Extract the complete listing and output it unchanged.

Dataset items
↓

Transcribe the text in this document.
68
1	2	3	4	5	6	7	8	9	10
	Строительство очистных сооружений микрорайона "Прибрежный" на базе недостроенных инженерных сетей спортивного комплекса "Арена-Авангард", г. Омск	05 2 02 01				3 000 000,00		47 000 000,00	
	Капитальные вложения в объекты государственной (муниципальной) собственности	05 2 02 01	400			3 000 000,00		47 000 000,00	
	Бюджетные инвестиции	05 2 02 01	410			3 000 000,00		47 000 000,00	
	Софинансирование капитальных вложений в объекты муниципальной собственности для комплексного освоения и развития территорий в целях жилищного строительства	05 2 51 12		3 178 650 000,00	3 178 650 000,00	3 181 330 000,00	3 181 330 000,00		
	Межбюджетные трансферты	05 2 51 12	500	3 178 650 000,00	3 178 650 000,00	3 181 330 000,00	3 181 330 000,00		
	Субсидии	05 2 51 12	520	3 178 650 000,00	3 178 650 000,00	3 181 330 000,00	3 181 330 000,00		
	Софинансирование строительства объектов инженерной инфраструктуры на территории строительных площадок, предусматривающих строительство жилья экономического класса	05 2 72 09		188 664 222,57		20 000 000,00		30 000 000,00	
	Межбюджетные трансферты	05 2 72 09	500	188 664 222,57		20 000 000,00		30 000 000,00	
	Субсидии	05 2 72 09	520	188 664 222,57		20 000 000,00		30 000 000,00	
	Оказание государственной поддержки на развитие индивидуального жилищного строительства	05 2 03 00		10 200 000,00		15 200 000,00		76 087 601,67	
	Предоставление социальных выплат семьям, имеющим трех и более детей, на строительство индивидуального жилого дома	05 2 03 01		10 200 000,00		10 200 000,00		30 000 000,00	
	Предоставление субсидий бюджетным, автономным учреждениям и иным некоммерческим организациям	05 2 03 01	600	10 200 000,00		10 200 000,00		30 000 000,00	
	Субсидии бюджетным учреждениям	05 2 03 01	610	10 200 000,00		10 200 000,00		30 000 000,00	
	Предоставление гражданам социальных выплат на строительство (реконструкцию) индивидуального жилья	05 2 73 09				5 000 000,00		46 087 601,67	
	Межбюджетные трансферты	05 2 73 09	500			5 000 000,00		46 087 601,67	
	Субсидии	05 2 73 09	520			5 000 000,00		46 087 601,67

↑

### [Response]
Transcribe the text in this document.
68
1	2	3	4	5	6	7	8	9	10
	Строительство очистных сооружений микрорайона "Прибрежный" на базе недостроенных инженерных сетей спортивного комплекса "Арена-Авангард", г. Омск	05 2 02 01				3 000 000,00		47 000 000,00	
	Капитальные вложения в объекты государственной (муниципальной) собственности	05 2 02 01	400			3 000 000,00		47 000 000,00	
	Бюджетные инвестиции	05 2 02 01	410			3 000 000,00		47 000 000,00	
	Софинансирование капитальных вложений в объекты муниципальной собственности для комплексного освоения и развития территорий в целях жилищного строительства	05 2 51 12		3 178 650 000,00	3 178 650 000,00	3 181 330 000,00	3 181 330 000,00		
	Межбюджетные трансферты	05 2 51 12	500	3 178 650 000,00	3 178 650 000,00	3 181 330 000,00	3 181 330 000,00		
	Субсидии	05 2 51 12	520	3 178 650 000,00	3 178 650 000,00	3 181 330 000,00	3 181 330 000,00		
	Софинансирование строительства объектов инженерной инфраструктуры на территории строительных площадок, предусматривающих строительство жилья экономического класса	05 2 72 09		188 664 222,57		20 000 000,00		30 000 000,00	
	Межбюджетные трансферты	05 2 72 09	500	188 664 222,57		20 000 000,00		30 000 000,00	
	Субсидии	05 2 72 09	520	188 664 222,57		20 000 000,00		30 000 000,00	
	Оказание государственной поддержки на развитие индивидуального жилищного строительства	05 2 03 00		10 200 000,00		15 200 000,00		76 087 601,67	
	Предоставление социальных выплат семьям, имеющим трех и более детей, на строительство индивидуального жилого дома	05 2 03 01		10 200 000,00		10 200 000,00		30 000 000,00	
	Предоставление субсидий бюджетным, автономным учреждениям и иным некоммерческим организациям	05 2 03 01	600	10 200 000,00		10 200 000,00		30 000 000,00	
	Субсидии бюджетным учреждениям	05 2 03 01	610	10 200 000,00		10 200 000,00		30 000 000,00	
	Предоставление гражданам социальных выплат на строительство (реконструкцию) индивидуального жилья	05 2 73 09				5 000 000,00		46 087 601,67	
	Межбюджетные трансферты	05 2 73 09	500			5 000 000,00		46 087 601,67	
	Субсидии	05 2 73 09	520			5 000 000,00		46 087 601,67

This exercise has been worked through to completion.